> [GOAL OF THE EXERCISE] Where does the string "epithelial" appear in the records? Copy each line that holds it.

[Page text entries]
⁂
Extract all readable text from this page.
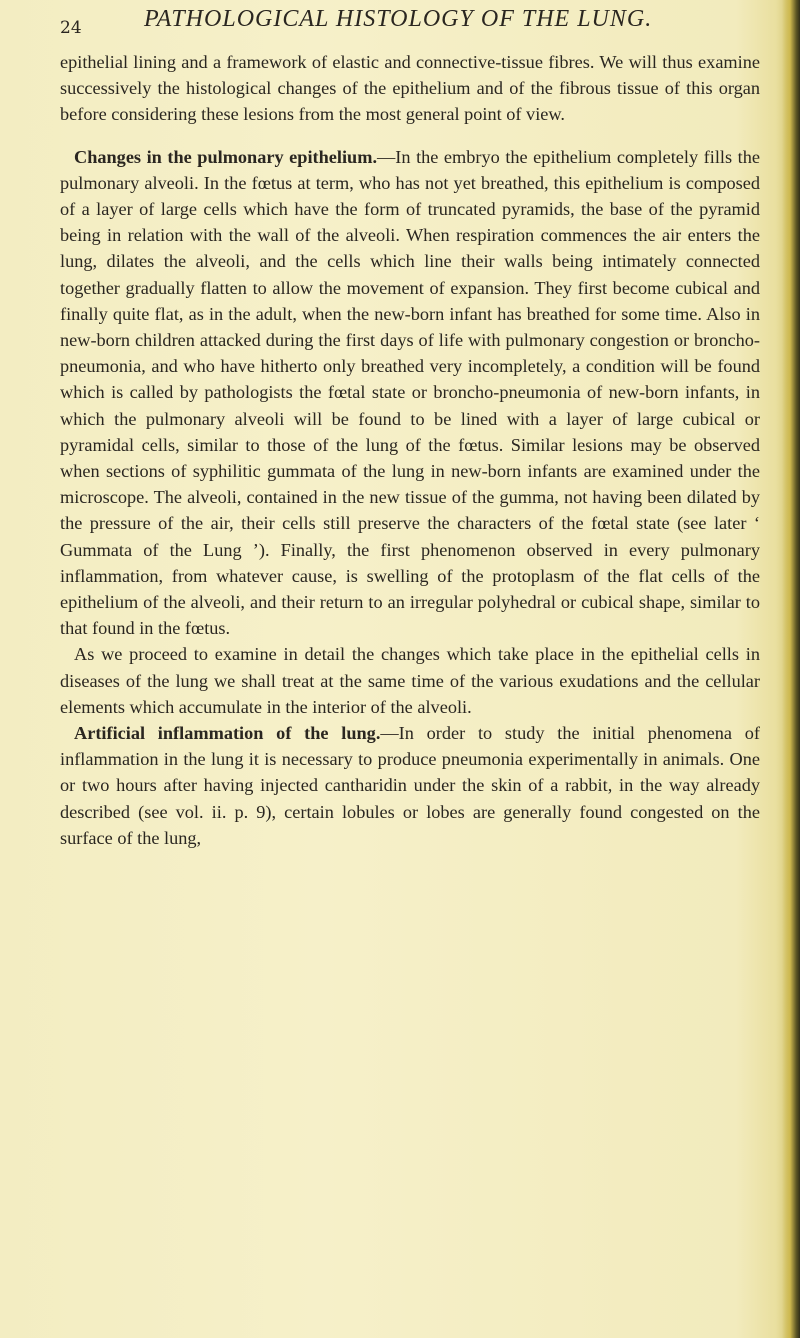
24	PATHOLOGICAL HISTOLOGY OF THE LUNG.

epithelial lining and a framework of elastic and connective-tissue fibres. We will thus examine successively the histological changes of the epithelium and of the fibrous tissue of this organ before considering these lesions from the most general point of view.

Changes in the pulmonary epithelium.—In the embryo the epithelium completely fills the pulmonary alveoli. In the fœtus at term, who has not yet breathed, this epithelium is composed of a layer of large cells which have the form of truncated pyramids, the base of the pyramid being in relation with the wall of the alveoli. When respiration commences the air enters the lung, dilates the alveoli, and the cells which line their walls being intimately connected together gradually flatten to allow the movement of expansion. They first become cubical and finally quite flat, as in the adult, when the new-born infant has breathed for some time. Also in new-born children attacked during the first days of life with pulmonary congestion or broncho-pneumonia, and who have hitherto only breathed very incompletely, a condition will be found which is called by pathologists the fœtal state or broncho-pneumonia of new-born infants, in which the pulmonary alveoli will be found to be lined with a layer of large cubical or pyramidal cells, similar to those of the lung of the fœtus. Similar lesions may be observed when sections of syphilitic gummata of the lung in new-born infants are examined under the microscope. The alveoli, contained in the new tissue of the gumma, not having been dilated by the pressure of the air, their cells still preserve the characters of the fœtal state (see later ‘ Gummata of the Lung ’). Finally, the first phenomenon observed in every pulmonary inflammation, from whatever cause, is swelling of the protoplasm of the flat cells of the epithelium of the alveoli, and their return to an irregular polyhedral or cubical shape, similar to that found in the fœtus.

As we proceed to examine in detail the changes which take place in the epithelial cells in diseases of the lung we shall treat at the same time of the various exudations and the cellular elements which accumulate in the interior of the alveoli.

Artificial inflammation of the lung.—In order to study the initial phenomena of inflammation in the lung it is necessary to produce pneumonia experimentally in animals. One or two hours after having injected cantharidin under the skin of a rabbit, in the way already described (see vol. ii. p. 9), certain lobules or lobes are generally found congested on the surface of the lung,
⁂
> [TASK ANSWER]
epithelial lining and a framework of elastic and connective-tissue fibres. We will thus examine successively the histological changes of the epithelium and of the fibrous tissue of this organ before considering these lesions from the most general point of view.
As we proceed to examine in detail the changes which take place in the epithelial cells in diseases of the lung we shall treat at the same time of the various exudations and the cellular elements which accumulate in the interior of the alveoli.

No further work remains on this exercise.